What is being asked: Write out all lines holding the word "Drain".

Records for this task:
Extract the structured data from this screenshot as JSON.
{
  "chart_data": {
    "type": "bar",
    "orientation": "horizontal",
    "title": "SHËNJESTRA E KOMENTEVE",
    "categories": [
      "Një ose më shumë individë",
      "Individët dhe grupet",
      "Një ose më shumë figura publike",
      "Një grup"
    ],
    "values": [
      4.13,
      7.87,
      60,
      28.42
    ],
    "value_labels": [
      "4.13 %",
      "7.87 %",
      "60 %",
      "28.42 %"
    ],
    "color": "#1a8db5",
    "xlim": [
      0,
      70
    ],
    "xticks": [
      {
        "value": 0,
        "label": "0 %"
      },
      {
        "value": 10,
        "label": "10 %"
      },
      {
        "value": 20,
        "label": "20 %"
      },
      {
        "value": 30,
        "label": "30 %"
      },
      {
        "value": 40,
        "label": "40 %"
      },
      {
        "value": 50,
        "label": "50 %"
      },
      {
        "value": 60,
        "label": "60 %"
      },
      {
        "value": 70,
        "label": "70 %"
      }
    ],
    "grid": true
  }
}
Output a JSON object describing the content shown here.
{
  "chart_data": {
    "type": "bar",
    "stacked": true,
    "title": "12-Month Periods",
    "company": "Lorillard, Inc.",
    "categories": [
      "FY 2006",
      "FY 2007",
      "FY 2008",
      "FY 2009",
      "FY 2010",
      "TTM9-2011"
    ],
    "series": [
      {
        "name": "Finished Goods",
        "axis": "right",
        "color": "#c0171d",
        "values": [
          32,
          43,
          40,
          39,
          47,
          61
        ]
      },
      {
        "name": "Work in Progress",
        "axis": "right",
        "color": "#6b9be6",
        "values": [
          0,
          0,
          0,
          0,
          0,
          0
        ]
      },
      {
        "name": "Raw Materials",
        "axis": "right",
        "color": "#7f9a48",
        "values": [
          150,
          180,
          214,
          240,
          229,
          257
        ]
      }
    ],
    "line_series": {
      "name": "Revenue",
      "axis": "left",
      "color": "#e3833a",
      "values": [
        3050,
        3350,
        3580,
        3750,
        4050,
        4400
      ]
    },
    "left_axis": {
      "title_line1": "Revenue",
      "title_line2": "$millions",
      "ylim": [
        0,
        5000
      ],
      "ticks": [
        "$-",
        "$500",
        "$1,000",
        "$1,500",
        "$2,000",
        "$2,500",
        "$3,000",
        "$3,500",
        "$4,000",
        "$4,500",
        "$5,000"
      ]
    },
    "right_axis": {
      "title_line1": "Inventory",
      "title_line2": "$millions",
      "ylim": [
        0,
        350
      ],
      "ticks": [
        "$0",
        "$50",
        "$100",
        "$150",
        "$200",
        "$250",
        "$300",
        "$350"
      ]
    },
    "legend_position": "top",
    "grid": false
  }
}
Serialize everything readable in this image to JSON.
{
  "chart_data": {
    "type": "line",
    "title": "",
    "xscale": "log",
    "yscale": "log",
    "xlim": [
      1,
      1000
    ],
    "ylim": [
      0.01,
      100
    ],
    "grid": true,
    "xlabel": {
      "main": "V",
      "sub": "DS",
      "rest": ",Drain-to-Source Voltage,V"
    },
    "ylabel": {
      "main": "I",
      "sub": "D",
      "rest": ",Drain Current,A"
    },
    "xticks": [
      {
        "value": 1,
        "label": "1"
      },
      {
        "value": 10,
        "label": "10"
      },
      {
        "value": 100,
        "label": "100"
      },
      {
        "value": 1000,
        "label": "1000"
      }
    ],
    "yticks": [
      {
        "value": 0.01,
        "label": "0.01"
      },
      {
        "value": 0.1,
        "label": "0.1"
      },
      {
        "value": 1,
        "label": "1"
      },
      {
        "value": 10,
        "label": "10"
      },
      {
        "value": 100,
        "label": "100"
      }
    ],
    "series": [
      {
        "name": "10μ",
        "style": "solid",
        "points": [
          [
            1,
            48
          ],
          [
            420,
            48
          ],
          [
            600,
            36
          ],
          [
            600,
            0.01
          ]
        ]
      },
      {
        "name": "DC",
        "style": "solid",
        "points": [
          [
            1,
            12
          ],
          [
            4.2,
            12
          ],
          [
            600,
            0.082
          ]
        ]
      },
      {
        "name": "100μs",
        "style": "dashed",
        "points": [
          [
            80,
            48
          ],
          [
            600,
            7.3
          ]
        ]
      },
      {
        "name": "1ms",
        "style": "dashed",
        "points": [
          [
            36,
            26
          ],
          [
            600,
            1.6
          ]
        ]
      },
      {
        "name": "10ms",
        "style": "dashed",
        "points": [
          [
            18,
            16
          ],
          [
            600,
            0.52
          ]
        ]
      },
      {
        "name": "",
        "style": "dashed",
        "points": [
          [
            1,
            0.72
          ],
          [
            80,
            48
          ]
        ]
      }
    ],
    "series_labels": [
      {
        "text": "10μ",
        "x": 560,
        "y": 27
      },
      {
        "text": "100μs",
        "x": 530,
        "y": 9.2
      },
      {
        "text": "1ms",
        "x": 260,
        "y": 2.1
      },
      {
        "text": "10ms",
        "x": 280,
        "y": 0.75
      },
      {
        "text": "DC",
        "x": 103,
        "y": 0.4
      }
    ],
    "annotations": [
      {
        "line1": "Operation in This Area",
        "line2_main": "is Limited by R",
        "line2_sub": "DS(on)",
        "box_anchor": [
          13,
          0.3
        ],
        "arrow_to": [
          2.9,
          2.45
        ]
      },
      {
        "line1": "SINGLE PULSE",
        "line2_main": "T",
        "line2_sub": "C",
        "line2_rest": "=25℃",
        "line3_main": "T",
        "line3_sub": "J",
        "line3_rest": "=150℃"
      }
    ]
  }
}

Result of the exercise:
      "rest": ",Drain-to-Source Voltage,V"
      "rest": ",Drain Current,A"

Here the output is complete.